EXERCISE INSTRUCTIONS
Transcribe every entry word for word, but skip the images.

LISTING
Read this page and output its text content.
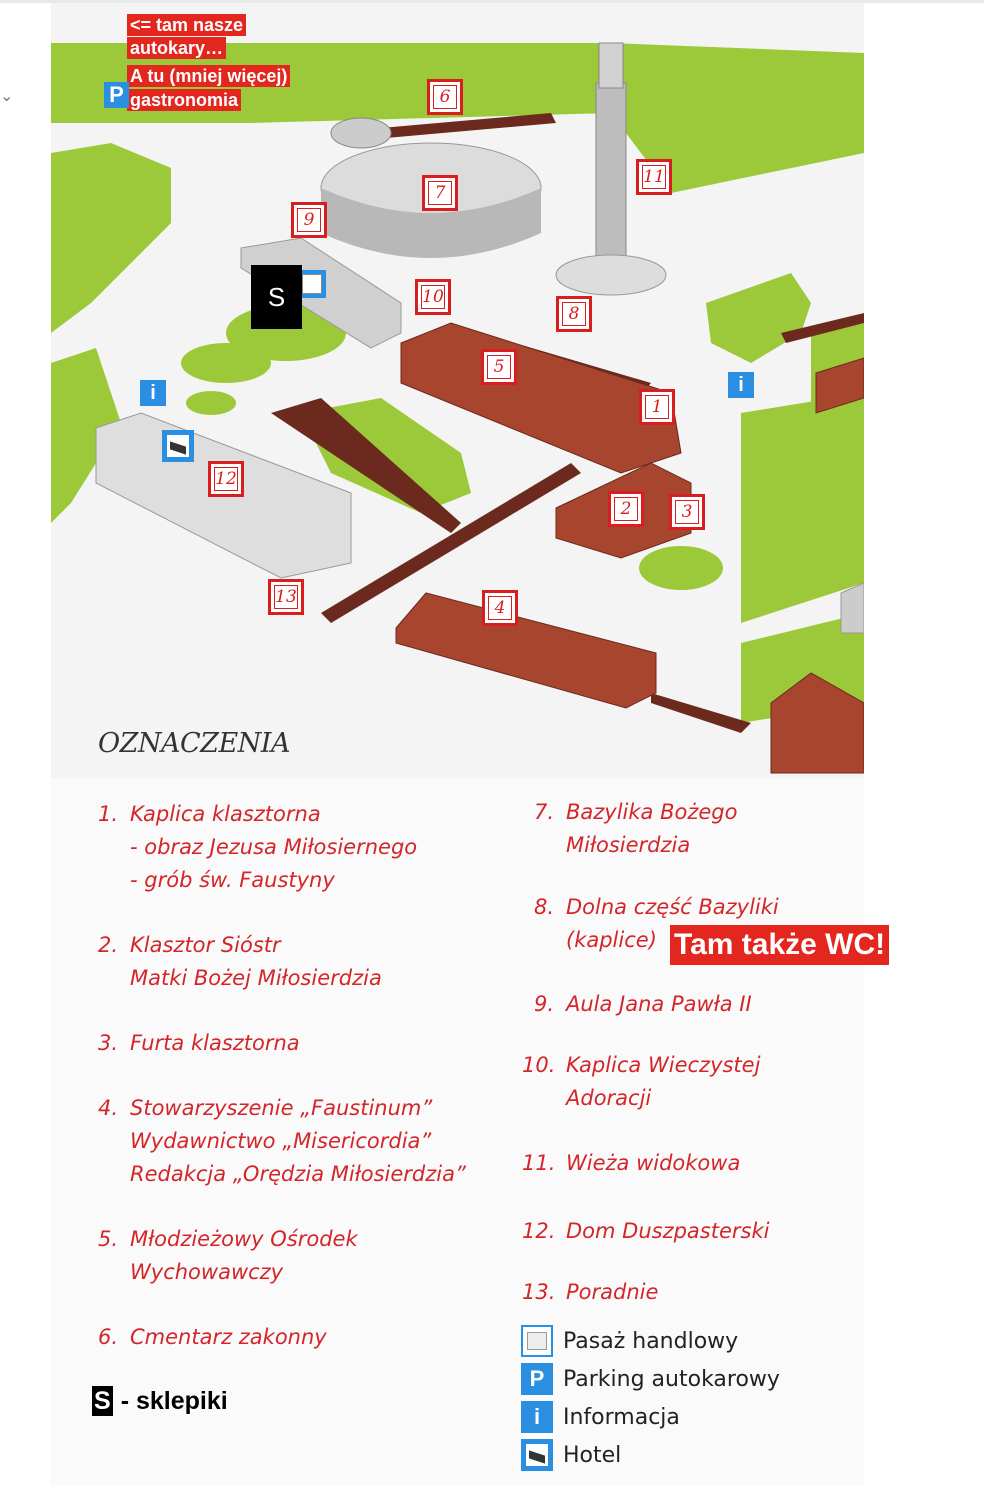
⌄	6
7
11
9
10
8
5
1
2	3
12
13
4
i	i
S
<= tam nasze
autokary…
A tu (mniej więcej)
gastronomia
P
OZNACZENIA
1. Kaplica klasztorna
- obraz Jezusa Miłosiernego
- grób św. Faustyny
2. Klasztor Sióstr
Matki Bożej Miłosierdzia
3. Furta klasztorna
4. Stowarzyszenie „Faustinum”
Wydawnictwo „Misericordia”
Redakcja „Orędzia Miłosierdzia”
5. Młodzieżowy Ośrodek
Wychowawczy
6. Cmentarz zakonny
7. Bazylika Bożego
Miłosierdzia
8. Dolna część Bazyliki
(kaplice)
9. Aula Jana Pawła II
10. Kaplica Wieczystej
Adoracji
11. Wieża widokowa
12. Dom Duszpasterski
13. Poradnie
Tam także WC!
Pasaż handlowy
P Parking autokarowy
i	Informacja
Hotel
S - sklepiki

TASK OUTPUT
Read this page and output its text content.
⌄	6
7
11
9
10
8
5
1
2	3
12
13
4
i	i
S
<= tam nasze
autokary…
A tu (mniej więcej)
gastronomia
P
OZNACZENIA
1. Kaplica klasztorna
- obraz Jezusa Miłosiernego
- grób św. Faustyny
2. Klasztor Sióstr
Matki Bożej Miłosierdzia
3. Furta klasztorna
4. Stowarzyszenie „Faustinum”
Wydawnictwo „Misericordia”
Redakcja „Orędzia Miłosierdzia”
5. Młodzieżowy Ośrodek
Wychowawczy
6. Cmentarz zakonny
7. Bazylika Bożego
Miłosierdzia
8. Dolna część Bazyliki
(kaplice)
9. Aula Jana Pawła II
10. Kaplica Wieczystej
Adoracji
11. Wieża widokowa
12. Dom Duszpasterski
13. Poradnie
Tam także WC!
Pasaż handlowy
P Parking autokarowy
i	Informacja
Hotel
S - sklepiki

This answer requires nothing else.